BEGIN Source excerpt
Hacker News new | past | comments | ask | show | jobs | submit login
Alternatives to Regular Expressions (c2.com)
58 points by vezzy-fnord on June 21, 2015 | hide | past | favorite | 53 comments



"I am not much of a fan of RegularExpressions. It is too hard to remember what the symbols stand for, for one. Asterisk for 0 or more repetition, plus for 1 or more repetitions, question mark for 0 or 1 occurrences, brackets surrounding a set of characters -- who's got time to memorize this kind of complexity? "

Somebody please tell me this is sarcasm...


Regular expressions are a very obviously inefficient and confusing syntax, full of incidental complexity, and to make matters worse, they’re often a bit less powerful than we want them to be.

The best summary of the problems I’ve seen is from Larry Wall, highly recommended if you haven’t read it before.

First half of this page: http://perl6.org/archive/doc/design/apo/A05.html

Unfortunately, I think at this point regular expressions are too firmly entrenched in too many places to properly replace.


From the preamble of the page you linked:

> In fact, regular expression culture is a mess, and I share some of the blame for making it that way. Since my mother always told me to clean up my own messes, I suppose I'll have to do just that.

So Larry aimed to do better in Perl 6. Do you think he is as good at solving problems as he is at identifying them -- or more specifically, what do you think of the "Rules" system[1] he came up with for Perl 6?

[1] https://en.wikipedia.org/wiki/Perl_6_rules


They are not obviously inefficient and confusing. Many of us, especially the Perl geeks, find them relatively clear when well written.

It's a mini language, and like any language it can be clear or opaque in its meaning depending on the skill and intention of the creator.


The main issue I have with regular expressions is that the current syntax mixes "code" and "data".

I.e. it's very easy to write something like /https?:\/\/www.foo.com/ (e.g. you want to whitelist your own domain for some action) and forget that this also matches wwwxfoo.com which could be owned by anyone (it's also a common mistake to forget the anchors, in this case evil.com/?https://www.foo.com might also match).
END Source excerpt
BEGIN Data extract
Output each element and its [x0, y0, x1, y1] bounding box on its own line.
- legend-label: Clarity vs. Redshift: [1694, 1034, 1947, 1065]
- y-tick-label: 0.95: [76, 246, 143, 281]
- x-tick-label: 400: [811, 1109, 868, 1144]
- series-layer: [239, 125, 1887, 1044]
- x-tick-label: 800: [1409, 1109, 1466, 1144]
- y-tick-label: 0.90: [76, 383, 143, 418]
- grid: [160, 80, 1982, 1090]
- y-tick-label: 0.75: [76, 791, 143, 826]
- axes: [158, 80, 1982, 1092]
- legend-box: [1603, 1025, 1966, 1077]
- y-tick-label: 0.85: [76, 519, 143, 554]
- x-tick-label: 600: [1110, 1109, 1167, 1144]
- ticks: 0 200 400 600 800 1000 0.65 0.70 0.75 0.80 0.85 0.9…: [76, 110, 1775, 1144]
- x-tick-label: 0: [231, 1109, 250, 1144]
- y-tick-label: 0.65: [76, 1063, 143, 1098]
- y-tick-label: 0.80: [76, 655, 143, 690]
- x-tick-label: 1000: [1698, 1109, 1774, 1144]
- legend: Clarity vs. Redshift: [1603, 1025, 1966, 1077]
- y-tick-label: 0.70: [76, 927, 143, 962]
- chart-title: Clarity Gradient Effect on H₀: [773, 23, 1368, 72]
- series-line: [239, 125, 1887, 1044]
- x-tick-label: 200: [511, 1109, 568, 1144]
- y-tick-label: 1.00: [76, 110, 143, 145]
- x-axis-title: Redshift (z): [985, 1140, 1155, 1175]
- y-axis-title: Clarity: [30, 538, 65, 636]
END Data extract
* Required work: Please reproduce the Hacker News thread on alternatives to regular expressions word for word, from start to finish.

* Response for this exercise:
Hacker News new | past | comments | ask | show | jobs | submit login
Alternatives to Regular Expressions (c2.com)
58 points by vezzy-fnord on June 21, 2015 | hide | past | favorite | 53 comments



"I am not much of a fan of RegularExpressions. It is too hard to remember what the symbols stand for, for one. Asterisk for 0 or more repetition, plus for 1 or more repetitions, question mark for 0 or 1 occurrences, brackets surrounding a set of characters -- who's got time to memorize this kind of complexity? "

Somebody please tell me this is sarcasm...


Regular expressions are a very obviously inefficient and confusing syntax, full of incidental complexity, and to make matters worse, they’re often a bit less powerful than we want them to be.

The best summary of the problems I’ve seen is from Larry Wall, highly recommended if you haven’t read it before.

First half of this page: http://perl6.org/archive/doc/design/apo/A05.html

Unfortunately, I think at this point regular expressions are too firmly entrenched in too many places to properly replace.


From the preamble of the page you linked:

> In fact, regular expression culture is a mess, and I share some of the blame for making it that way. Since my mother always told me to clean up my own messes, I suppose I'll have to do just that.

So Larry aimed to do better in Perl 6. Do you think he is as good at solving problems as he is at identifying them -- or more specifically, what do you think of the "Rules" system[1] he came up with for Perl 6?

[1] https://en.wikipedia.org/wiki/Perl_6_rules


They are not obviously inefficient and confusing. Many of us, especially the Perl geeks, find them relatively clear when well written.

It's a mini language, and like any language it can be clear or opaque in its meaning depending on the skill and intention of the creator.


The main issue I have with regular expressions is that the current syntax mixes "code" and "data".

I.e. it's very easy to write something like /https?:\/\/www.foo.com/ (e.g. you want to whitelist your own domain for some action) and forget that this also matches wwwxfoo.com which could be owned by anyone (it's also a common mistake to forget the anchors, in this case evil.com/?https://www.foo.com might also match).